(Stored records)
◇ ◇ ◇ ◇ ◇
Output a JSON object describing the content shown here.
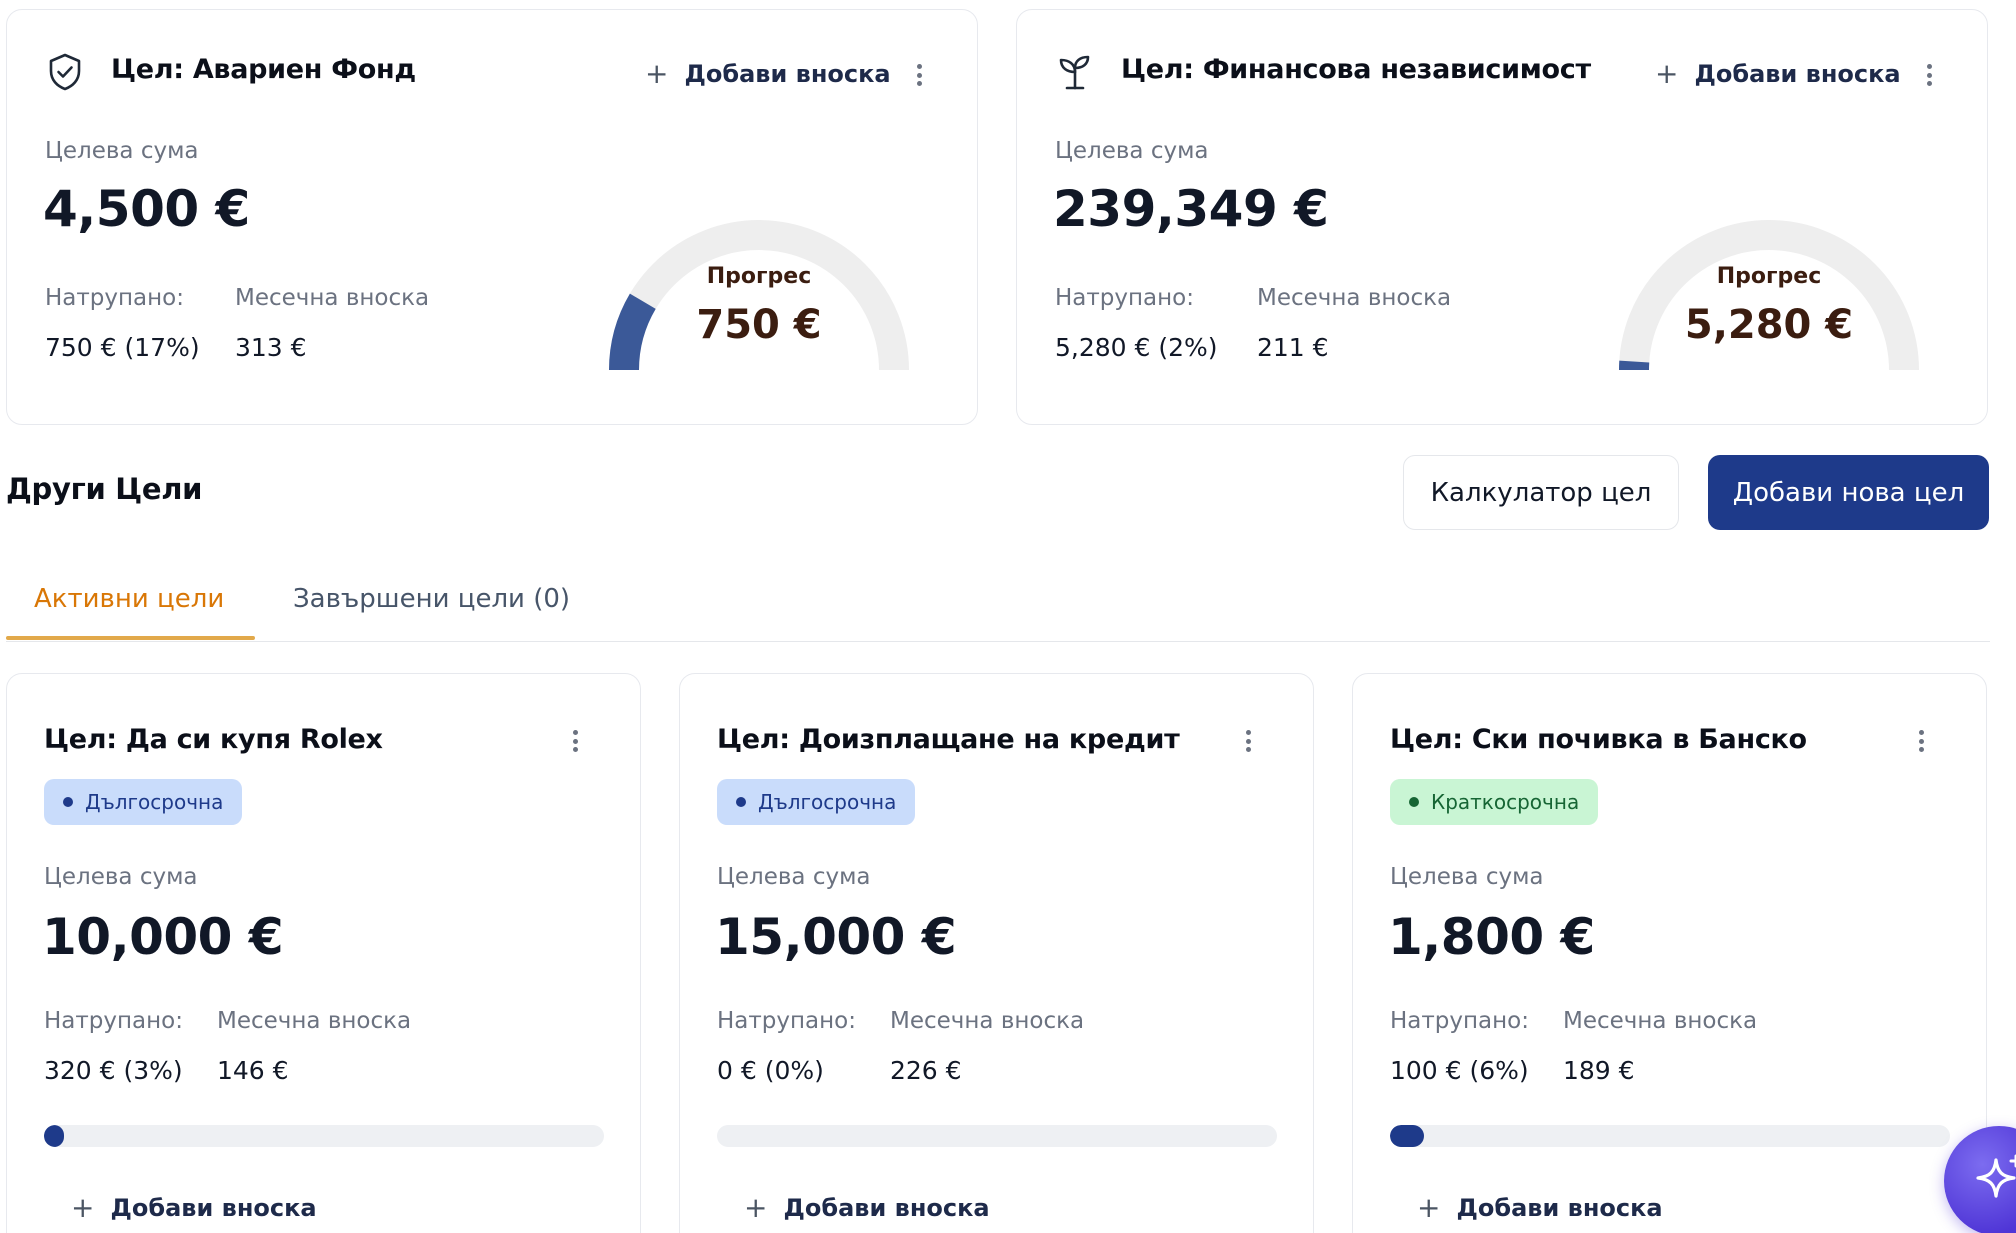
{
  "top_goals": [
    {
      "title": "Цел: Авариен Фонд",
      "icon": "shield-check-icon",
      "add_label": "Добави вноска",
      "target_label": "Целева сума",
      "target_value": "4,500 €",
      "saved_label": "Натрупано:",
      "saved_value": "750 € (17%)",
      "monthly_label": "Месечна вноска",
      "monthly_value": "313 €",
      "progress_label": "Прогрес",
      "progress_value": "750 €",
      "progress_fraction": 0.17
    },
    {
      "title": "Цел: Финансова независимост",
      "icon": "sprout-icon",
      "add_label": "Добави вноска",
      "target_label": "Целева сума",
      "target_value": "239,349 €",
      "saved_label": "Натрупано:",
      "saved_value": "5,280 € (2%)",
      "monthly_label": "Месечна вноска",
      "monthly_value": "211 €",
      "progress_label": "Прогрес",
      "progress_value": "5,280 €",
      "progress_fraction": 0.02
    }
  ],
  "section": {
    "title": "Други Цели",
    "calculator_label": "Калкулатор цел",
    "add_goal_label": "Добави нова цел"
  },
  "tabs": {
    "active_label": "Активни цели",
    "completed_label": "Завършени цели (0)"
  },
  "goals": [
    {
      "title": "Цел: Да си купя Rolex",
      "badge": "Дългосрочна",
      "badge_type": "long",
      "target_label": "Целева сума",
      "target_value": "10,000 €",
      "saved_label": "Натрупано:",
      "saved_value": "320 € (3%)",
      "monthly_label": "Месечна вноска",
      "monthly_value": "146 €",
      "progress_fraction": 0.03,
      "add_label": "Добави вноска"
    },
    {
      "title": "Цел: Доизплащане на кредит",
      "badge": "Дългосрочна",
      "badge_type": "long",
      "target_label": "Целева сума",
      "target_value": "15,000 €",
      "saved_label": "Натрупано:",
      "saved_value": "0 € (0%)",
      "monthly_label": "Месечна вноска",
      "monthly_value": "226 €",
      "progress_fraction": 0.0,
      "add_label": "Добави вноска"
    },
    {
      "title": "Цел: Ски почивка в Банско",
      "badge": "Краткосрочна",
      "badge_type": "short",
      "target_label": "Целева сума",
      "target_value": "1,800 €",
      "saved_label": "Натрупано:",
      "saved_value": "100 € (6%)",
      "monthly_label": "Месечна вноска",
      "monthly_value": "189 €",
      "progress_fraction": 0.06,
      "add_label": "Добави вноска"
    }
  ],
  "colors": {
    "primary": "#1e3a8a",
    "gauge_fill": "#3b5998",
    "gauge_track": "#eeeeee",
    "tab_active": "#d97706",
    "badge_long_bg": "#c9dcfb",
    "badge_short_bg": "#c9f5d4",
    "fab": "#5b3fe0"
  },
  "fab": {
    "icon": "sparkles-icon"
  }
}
◇ ◇ ◇ ◇ ◇
> **GIVEN REQUEST**:
Omit the images and transcribe all of the records above word for word.

> **ANSWER**:
Output a JSON object describing the content shown here.
{
  "top_goals": [
    {
      "title": "Цел: Авариен Фонд",
      "icon": "shield-check-icon",
      "add_label": "Добави вноска",
      "target_label": "Целева сума",
      "target_value": "4,500 €",
      "saved_label": "Натрупано:",
      "saved_value": "750 € (17%)",
      "monthly_label": "Месечна вноска",
      "monthly_value": "313 €",
      "progress_label": "Прогрес",
      "progress_value": "750 €",
      "progress_fraction": 0.17
    },
    {
      "title": "Цел: Финансова независимост",
      "icon": "sprout-icon",
      "add_label": "Добави вноска",
      "target_label": "Целева сума",
      "target_value": "239,349 €",
      "saved_label": "Натрупано:",
      "saved_value": "5,280 € (2%)",
      "monthly_label": "Месечна вноска",
      "monthly_value": "211 €",
      "progress_label": "Прогрес",
      "progress_value": "5,280 €",
      "progress_fraction": 0.02
    }
  ],
  "section": {
    "title": "Други Цели",
    "calculator_label": "Калкулатор цел",
    "add_goal_label": "Добави нова цел"
  },
  "tabs": {
    "active_label": "Активни цели",
    "completed_label": "Завършени цели (0)"
  },
  "goals": [
    {
      "title": "Цел: Да си купя Rolex",
      "badge": "Дългосрочна",
      "badge_type": "long",
      "target_label": "Целева сума",
      "target_value": "10,000 €",
      "saved_label": "Натрупано:",
      "saved_value": "320 € (3%)",
      "monthly_label": "Месечна вноска",
      "monthly_value": "146 €",
      "progress_fraction": 0.03,
      "add_label": "Добави вноска"
    },
    {
      "title": "Цел: Доизплащане на кредит",
      "badge": "Дългосрочна",
      "badge_type": "long",
      "target_label": "Целева сума",
      "target_value": "15,000 €",
      "saved_label": "Натрупано:",
      "saved_value": "0 € (0%)",
      "monthly_label": "Месечна вноска",
      "monthly_value": "226 €",
      "progress_fraction": 0.0,
      "add_label": "Добави вноска"
    },
    {
      "title": "Цел: Ски почивка в Банско",
      "badge": "Краткосрочна",
      "badge_type": "short",
      "target_label": "Целева сума",
      "target_value": "1,800 €",
      "saved_label": "Натрупано:",
      "saved_value": "100 € (6%)",
      "monthly_label": "Месечна вноска",
      "monthly_value": "189 €",
      "progress_fraction": 0.06,
      "add_label": "Добави вноска"
    }
  ],
  "colors": {
    "primary": "#1e3a8a",
    "gauge_fill": "#3b5998",
    "gauge_track": "#eeeeee",
    "tab_active": "#d97706",
    "badge_long_bg": "#c9dcfb",
    "badge_short_bg": "#c9f5d4",
    "fab": "#5b3fe0"
  },
  "fab": {
    "icon": "sparkles-icon"
  }
}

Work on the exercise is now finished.